## PROBLEM DESCRIPTION
Take each line containing the word "velocity" and copy it.

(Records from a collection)
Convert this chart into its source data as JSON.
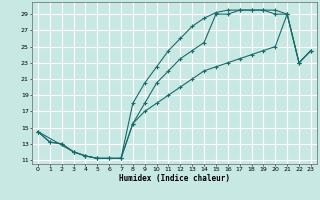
{
  "xlabel": "Humidex (Indice chaleur)",
  "bg_color": "#c8e8e4",
  "grid_color": "#ffffff",
  "line_color": "#1a6b6b",
  "xlim": [
    -0.5,
    23.5
  ],
  "ylim": [
    10.5,
    30.5
  ],
  "xtick_vals": [
    0,
    1,
    2,
    3,
    4,
    5,
    6,
    7,
    8,
    9,
    10,
    11,
    12,
    13,
    14,
    15,
    16,
    17,
    18,
    19,
    20,
    21,
    22,
    23
  ],
  "ytick_vals": [
    11,
    13,
    15,
    17,
    19,
    21,
    23,
    25,
    27,
    29
  ],
  "line1_x": [
    0,
    1,
    2,
    3,
    4,
    5,
    6,
    7,
    8,
    9,
    10,
    11,
    12,
    13,
    14,
    15,
    16,
    17,
    18,
    19,
    20,
    21,
    22,
    23
  ],
  "line1_y": [
    14.5,
    13.2,
    13.0,
    12.0,
    11.5,
    11.2,
    11.2,
    11.2,
    15.5,
    18.0,
    20.5,
    22.0,
    23.5,
    24.5,
    25.5,
    29.0,
    29.0,
    29.5,
    29.5,
    29.5,
    29.0,
    29.0,
    23.0,
    24.5
  ],
  "line2_x": [
    0,
    1,
    2,
    3,
    4,
    5,
    6,
    7,
    8,
    9,
    10,
    11,
    12,
    13,
    14,
    15,
    16,
    17,
    18,
    19,
    20,
    21,
    22,
    23
  ],
  "line2_y": [
    14.5,
    13.2,
    13.0,
    12.0,
    11.5,
    11.2,
    11.2,
    11.2,
    18.0,
    20.5,
    22.5,
    24.5,
    26.0,
    27.5,
    28.5,
    29.2,
    29.5,
    29.5,
    29.5,
    29.5,
    29.5,
    29.0,
    23.0,
    24.5
  ],
  "line3_x": [
    0,
    3,
    4,
    5,
    6,
    7,
    8,
    9,
    10,
    11,
    12,
    13,
    14,
    15,
    16,
    17,
    18,
    19,
    20,
    21,
    22,
    23
  ],
  "line3_y": [
    14.5,
    12.0,
    11.5,
    11.2,
    11.2,
    11.2,
    15.5,
    17.0,
    18.0,
    19.0,
    20.0,
    21.0,
    22.0,
    22.5,
    23.0,
    23.5,
    24.0,
    24.5,
    25.0,
    29.0,
    23.0,
    24.5
  ]
}
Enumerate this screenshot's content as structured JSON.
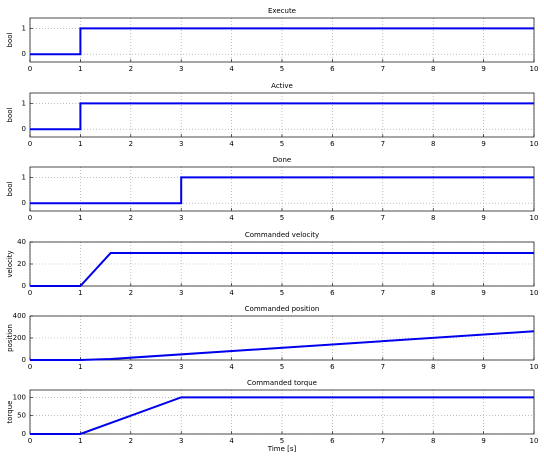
{
  "chart_data": [
    {
      "type": "line",
      "title": "Execute",
      "ylabel": "bool",
      "x": [
        0,
        1,
        1,
        10
      ],
      "values": [
        0,
        0,
        1,
        1
      ],
      "color": "#0000ee",
      "xlim": [
        0,
        10
      ],
      "xticks": [
        0,
        1,
        2,
        3,
        4,
        5,
        6,
        7,
        8,
        9,
        10
      ],
      "ylim": [
        -0.3,
        1.4
      ],
      "yticks": [
        0,
        1
      ],
      "grid": true
    },
    {
      "type": "line",
      "title": "Active",
      "ylabel": "bool",
      "x": [
        0,
        1,
        1,
        10
      ],
      "values": [
        0,
        0,
        1,
        1
      ],
      "color": "#0000ee",
      "xlim": [
        0,
        10
      ],
      "xticks": [
        0,
        1,
        2,
        3,
        4,
        5,
        6,
        7,
        8,
        9,
        10
      ],
      "ylim": [
        -0.3,
        1.4
      ],
      "yticks": [
        0,
        1
      ],
      "grid": true
    },
    {
      "type": "line",
      "title": "Done",
      "ylabel": "bool",
      "x": [
        0,
        3,
        3,
        10
      ],
      "values": [
        0,
        0,
        1,
        1
      ],
      "color": "#0000ee",
      "xlim": [
        0,
        10
      ],
      "xticks": [
        0,
        1,
        2,
        3,
        4,
        5,
        6,
        7,
        8,
        9,
        10
      ],
      "ylim": [
        -0.3,
        1.4
      ],
      "yticks": [
        0,
        1
      ],
      "grid": true
    },
    {
      "type": "line",
      "title": "Commanded velocity",
      "ylabel": "velocity",
      "x": [
        0,
        1,
        1.6,
        10
      ],
      "values": [
        0,
        0,
        30,
        30
      ],
      "color": "#0000ee",
      "xlim": [
        0,
        10
      ],
      "xticks": [
        0,
        1,
        2,
        3,
        4,
        5,
        6,
        7,
        8,
        9,
        10
      ],
      "ylim": [
        0,
        40
      ],
      "yticks": [
        0,
        20,
        40
      ],
      "grid": true
    },
    {
      "type": "line",
      "title": "Commanded position",
      "ylabel": "position",
      "x": [
        0,
        1,
        1.6,
        10
      ],
      "values": [
        0,
        0,
        9,
        261
      ],
      "color": "#0000ee",
      "xlim": [
        0,
        10
      ],
      "xticks": [
        0,
        1,
        2,
        3,
        4,
        5,
        6,
        7,
        8,
        9,
        10
      ],
      "ylim": [
        0,
        400
      ],
      "yticks": [
        0,
        200,
        400
      ],
      "grid": true
    },
    {
      "type": "line",
      "title": "Commanded torque",
      "ylabel": "torque",
      "xlabel": "Time [s]",
      "x": [
        0,
        1,
        3,
        10
      ],
      "values": [
        0,
        0,
        100,
        100
      ],
      "color": "#0000ee",
      "xlim": [
        0,
        10
      ],
      "xticks": [
        0,
        1,
        2,
        3,
        4,
        5,
        6,
        7,
        8,
        9,
        10
      ],
      "ylim": [
        0,
        120
      ],
      "yticks": [
        0,
        50,
        100
      ],
      "grid": true
    }
  ]
}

## ANSWER TO THIS PROBLEM
      "title": "Commanded velocity",
      "ylabel": "velocity",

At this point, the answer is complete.